## BEGIN Data supplied
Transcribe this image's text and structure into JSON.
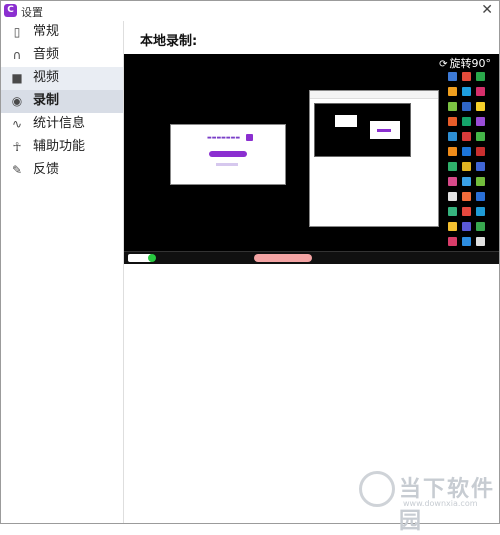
{
  "window": {
    "title": "设置",
    "close_glyph": "✕"
  },
  "sidebar": {
    "items": [
      {
        "label": "常规",
        "icon": "phone-icon"
      },
      {
        "label": "音频",
        "icon": "headphones-icon"
      },
      {
        "label": "视频",
        "icon": "camera-icon"
      },
      {
        "label": "录制",
        "icon": "record-icon"
      },
      {
        "label": "统计信息",
        "icon": "stats-icon"
      },
      {
        "label": "辅助功能",
        "icon": "accessibility-icon"
      },
      {
        "label": "反馈",
        "icon": "feedback-icon"
      }
    ],
    "selected_index": 3
  },
  "main": {
    "section_title": "本地录制:",
    "rotate_button": "旋转90°"
  },
  "watermark": {
    "main": "当下软件园",
    "sub": "www.downxia.com"
  },
  "colors": {
    "accent": "#8b2fd0",
    "active_bg": "#d8dde6",
    "hover_bg": "#e9edf3"
  }
}
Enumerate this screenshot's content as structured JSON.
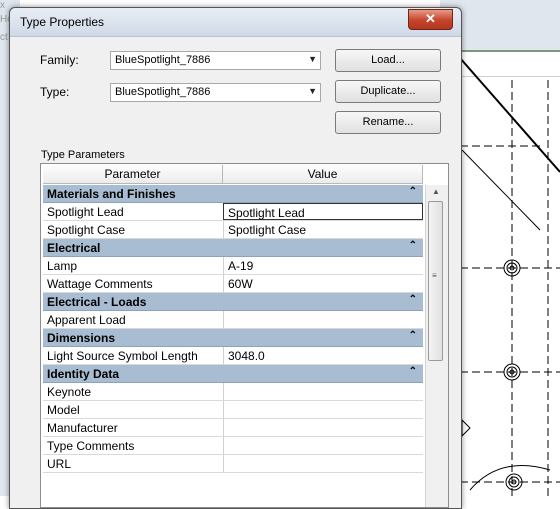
{
  "background": {
    "left_text": [
      "x",
      "Ho",
      "ct"
    ]
  },
  "dialog": {
    "title": "Type Properties",
    "close_glyph": "✕",
    "family_label": "Family:",
    "family_value": "BlueSpotlight_7886",
    "type_label": "Type:",
    "type_value": "BlueSpotlight_7886",
    "load_button": "Load...",
    "duplicate_button": "Duplicate...",
    "rename_button": "Rename...",
    "type_parameters_label": "Type Parameters",
    "columns": {
      "parameter": "Parameter",
      "value": "Value"
    },
    "groups": [
      {
        "name": "Materials and Finishes",
        "rows": [
          {
            "param": "Spotlight Lead",
            "value": "Spotlight Lead"
          },
          {
            "param": "Spotlight Case",
            "value": "Spotlight Case"
          }
        ]
      },
      {
        "name": "Electrical",
        "rows": [
          {
            "param": "Lamp",
            "value": "A-19"
          },
          {
            "param": "Wattage Comments",
            "value": "60W"
          }
        ]
      },
      {
        "name": "Electrical - Loads",
        "rows": [
          {
            "param": "Apparent Load",
            "value": ""
          }
        ]
      },
      {
        "name": "Dimensions",
        "rows": [
          {
            "param": "Light Source Symbol Length",
            "value": "3048.0"
          }
        ]
      },
      {
        "name": "Identity Data",
        "rows": [
          {
            "param": "Keynote",
            "value": ""
          },
          {
            "param": "Model",
            "value": ""
          },
          {
            "param": "Manufacturer",
            "value": ""
          },
          {
            "param": "Type Comments",
            "value": ""
          },
          {
            "param": "URL",
            "value": ""
          }
        ]
      }
    ],
    "colors": {
      "group_header": "#a9bdd2",
      "close_button": "#c6432a"
    }
  }
}
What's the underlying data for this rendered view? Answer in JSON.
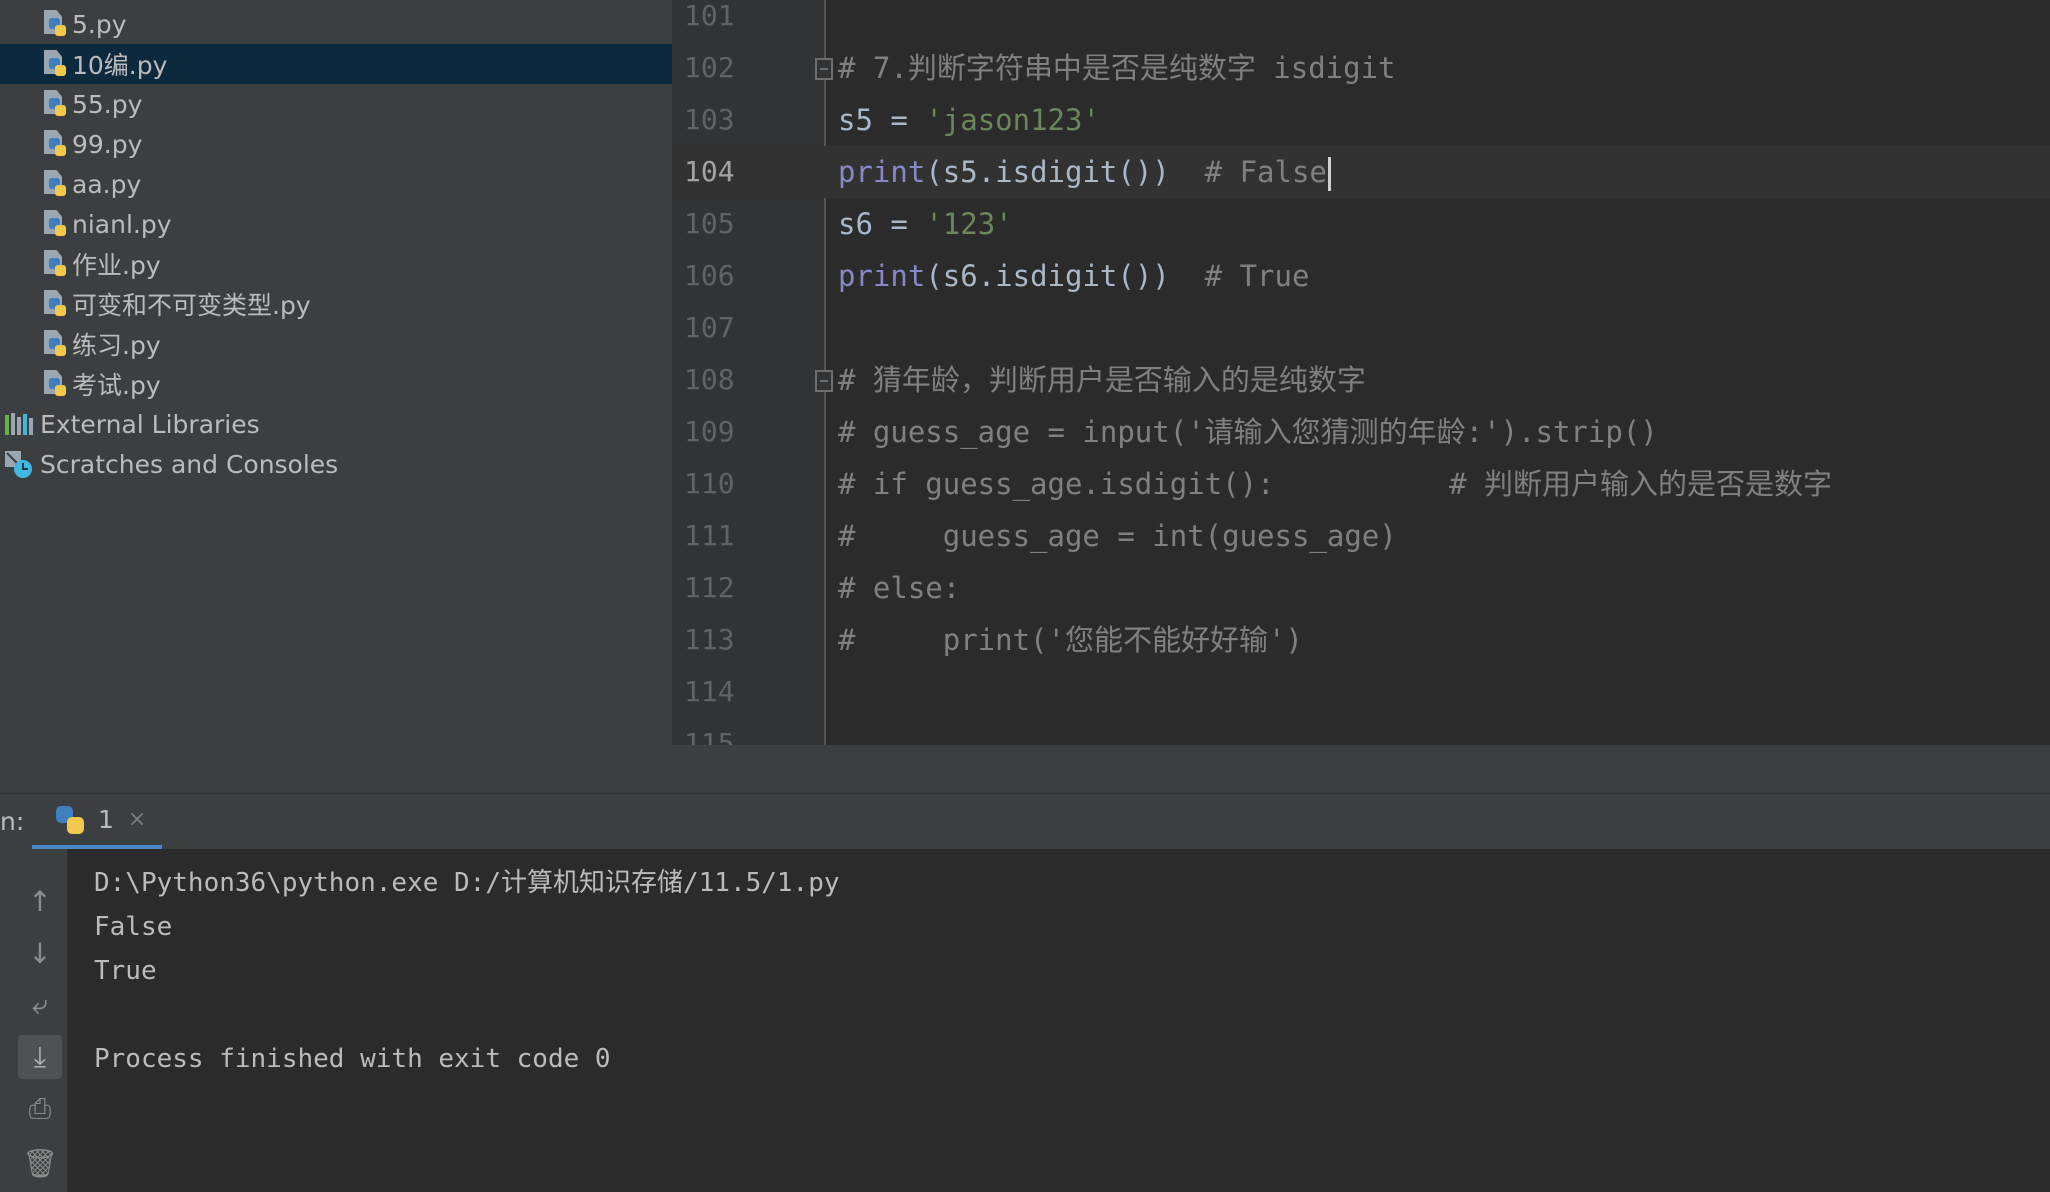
## END Data supplied
Exercise brief: Output every entry word for word, but omit the pictures.

Problem solution:
Transcribe this image's text and structure into JSON.
{
  "window": {
    "title": "设置",
    "close_glyph": "✕"
  },
  "sidebar": {
    "items": [
      {
        "label": "常规",
        "icon": "phone-icon"
      },
      {
        "label": "音频",
        "icon": "headphones-icon"
      },
      {
        "label": "视频",
        "icon": "camera-icon"
      },
      {
        "label": "录制",
        "icon": "record-icon"
      },
      {
        "label": "统计信息",
        "icon": "stats-icon"
      },
      {
        "label": "辅助功能",
        "icon": "accessibility-icon"
      },
      {
        "label": "反馈",
        "icon": "feedback-icon"
      }
    ],
    "selected_index": 3
  },
  "main": {
    "section_title": "本地录制:",
    "rotate_button": "旋转90°"
  },
  "watermark": {
    "main": "当下软件园",
    "sub": "www.downxia.com"
  },
  "colors": {
    "accent": "#8b2fd0",
    "active_bg": "#d8dde6",
    "hover_bg": "#e9edf3"
  }
}
Enumerate this screenshot's content as structured JSON.
{
  "background": {
    "left_text": [
      "x",
      "Ho",
      "ct"
    ]
  },
  "dialog": {
    "title": "Type Properties",
    "close_glyph": "✕",
    "family_label": "Family:",
    "family_value": "BlueSpotlight_7886",
    "type_label": "Type:",
    "type_value": "BlueSpotlight_7886",
    "load_button": "Load...",
    "duplicate_button": "Duplicate...",
    "rename_button": "Rename...",
    "type_parameters_label": "Type Parameters",
    "columns": {
      "parameter": "Parameter",
      "value": "Value"
    },
    "groups": [
      {
        "name": "Materials and Finishes",
        "rows": [
          {
            "param": "Spotlight Lead",
            "value": "Spotlight Lead"
          },
          {
            "param": "Spotlight Case",
            "value": "Spotlight Case"
          }
        ]
      },
      {
        "name": "Electrical",
        "rows": [
          {
            "param": "Lamp",
            "value": "A-19"
          },
          {
            "param": "Wattage Comments",
            "value": "60W"
          }
        ]
      },
      {
        "name": "Electrical - Loads",
        "rows": [
          {
            "param": "Apparent Load",
            "value": ""
          }
        ]
      },
      {
        "name": "Dimensions",
        "rows": [
          {
            "param": "Light Source Symbol Length",
            "value": "3048.0"
          }
        ]
      },
      {
        "name": "Identity Data",
        "rows": [
          {
            "param": "Keynote",
            "value": ""
          },
          {
            "param": "Model",
            "value": ""
          },
          {
            "param": "Manufacturer",
            "value": ""
          },
          {
            "param": "Type Comments",
            "value": ""
          },
          {
            "param": "URL",
            "value": ""
          }
        ]
      }
    ],
    "colors": {
      "group_header": "#a9bdd2",
      "close_button": "#c6432a"
    }
  }
}
What's the underlying data for this rendered view? Answer in JSON.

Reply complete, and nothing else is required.